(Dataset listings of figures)
** START **
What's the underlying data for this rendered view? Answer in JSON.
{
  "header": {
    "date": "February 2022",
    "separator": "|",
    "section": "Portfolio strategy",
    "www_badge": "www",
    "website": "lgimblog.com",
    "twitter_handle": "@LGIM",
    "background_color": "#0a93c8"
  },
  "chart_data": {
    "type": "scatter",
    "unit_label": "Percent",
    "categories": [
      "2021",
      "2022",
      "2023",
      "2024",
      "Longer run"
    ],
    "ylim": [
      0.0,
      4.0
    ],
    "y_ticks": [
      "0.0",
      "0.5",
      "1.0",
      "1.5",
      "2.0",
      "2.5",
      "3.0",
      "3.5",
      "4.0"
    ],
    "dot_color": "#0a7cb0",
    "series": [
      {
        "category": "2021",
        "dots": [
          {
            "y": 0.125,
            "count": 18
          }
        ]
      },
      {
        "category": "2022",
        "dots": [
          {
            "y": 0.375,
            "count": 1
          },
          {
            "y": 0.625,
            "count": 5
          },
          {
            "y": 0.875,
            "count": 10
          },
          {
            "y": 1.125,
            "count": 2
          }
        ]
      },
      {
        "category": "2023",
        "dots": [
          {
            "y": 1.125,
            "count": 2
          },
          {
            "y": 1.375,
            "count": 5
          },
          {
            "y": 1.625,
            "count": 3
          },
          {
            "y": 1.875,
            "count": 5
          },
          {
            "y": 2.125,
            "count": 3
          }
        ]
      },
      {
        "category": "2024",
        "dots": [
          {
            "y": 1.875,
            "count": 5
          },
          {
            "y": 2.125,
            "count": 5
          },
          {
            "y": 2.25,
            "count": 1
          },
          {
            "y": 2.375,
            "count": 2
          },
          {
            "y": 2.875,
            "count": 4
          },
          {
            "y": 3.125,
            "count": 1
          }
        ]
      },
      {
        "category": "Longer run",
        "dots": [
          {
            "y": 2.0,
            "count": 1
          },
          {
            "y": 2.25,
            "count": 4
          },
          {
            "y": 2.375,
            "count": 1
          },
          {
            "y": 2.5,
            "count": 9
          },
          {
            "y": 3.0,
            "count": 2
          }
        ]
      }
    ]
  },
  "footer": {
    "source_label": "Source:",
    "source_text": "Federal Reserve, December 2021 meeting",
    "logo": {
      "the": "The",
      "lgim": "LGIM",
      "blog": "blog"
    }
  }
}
** END **
> **Objective**
Please repeat the listing above in full and exactly.

> **Full solution**
What's the underlying data for this rendered view? Answer in JSON.
{
  "header": {
    "date": "February 2022",
    "separator": "|",
    "section": "Portfolio strategy",
    "www_badge": "www",
    "website": "lgimblog.com",
    "twitter_handle": "@LGIM",
    "background_color": "#0a93c8"
  },
  "chart_data": {
    "type": "scatter",
    "unit_label": "Percent",
    "categories": [
      "2021",
      "2022",
      "2023",
      "2024",
      "Longer run"
    ],
    "ylim": [
      0.0,
      4.0
    ],
    "y_ticks": [
      "0.0",
      "0.5",
      "1.0",
      "1.5",
      "2.0",
      "2.5",
      "3.0",
      "3.5",
      "4.0"
    ],
    "dot_color": "#0a7cb0",
    "series": [
      {
        "category": "2021",
        "dots": [
          {
            "y": 0.125,
            "count": 18
          }
        ]
      },
      {
        "category": "2022",
        "dots": [
          {
            "y": 0.375,
            "count": 1
          },
          {
            "y": 0.625,
            "count": 5
          },
          {
            "y": 0.875,
            "count": 10
          },
          {
            "y": 1.125,
            "count": 2
          }
        ]
      },
      {
        "category": "2023",
        "dots": [
          {
            "y": 1.125,
            "count": 2
          },
          {
            "y": 1.375,
            "count": 5
          },
          {
            "y": 1.625,
            "count": 3
          },
          {
            "y": 1.875,
            "count": 5
          },
          {
            "y": 2.125,
            "count": 3
          }
        ]
      },
      {
        "category": "2024",
        "dots": [
          {
            "y": 1.875,
            "count": 5
          },
          {
            "y": 2.125,
            "count": 5
          },
          {
            "y": 2.25,
            "count": 1
          },
          {
            "y": 2.375,
            "count": 2
          },
          {
            "y": 2.875,
            "count": 4
          },
          {
            "y": 3.125,
            "count": 1
          }
        ]
      },
      {
        "category": "Longer run",
        "dots": [
          {
            "y": 2.0,
            "count": 1
          },
          {
            "y": 2.25,
            "count": 4
          },
          {
            "y": 2.375,
            "count": 1
          },
          {
            "y": 2.5,
            "count": 9
          },
          {
            "y": 3.0,
            "count": 2
          }
        ]
      }
    ]
  },
  "footer": {
    "source_label": "Source:",
    "source_text": "Federal Reserve, December 2021 meeting",
    "logo": {
      "the": "The",
      "lgim": "LGIM",
      "blog": "blog"
    }
  }
}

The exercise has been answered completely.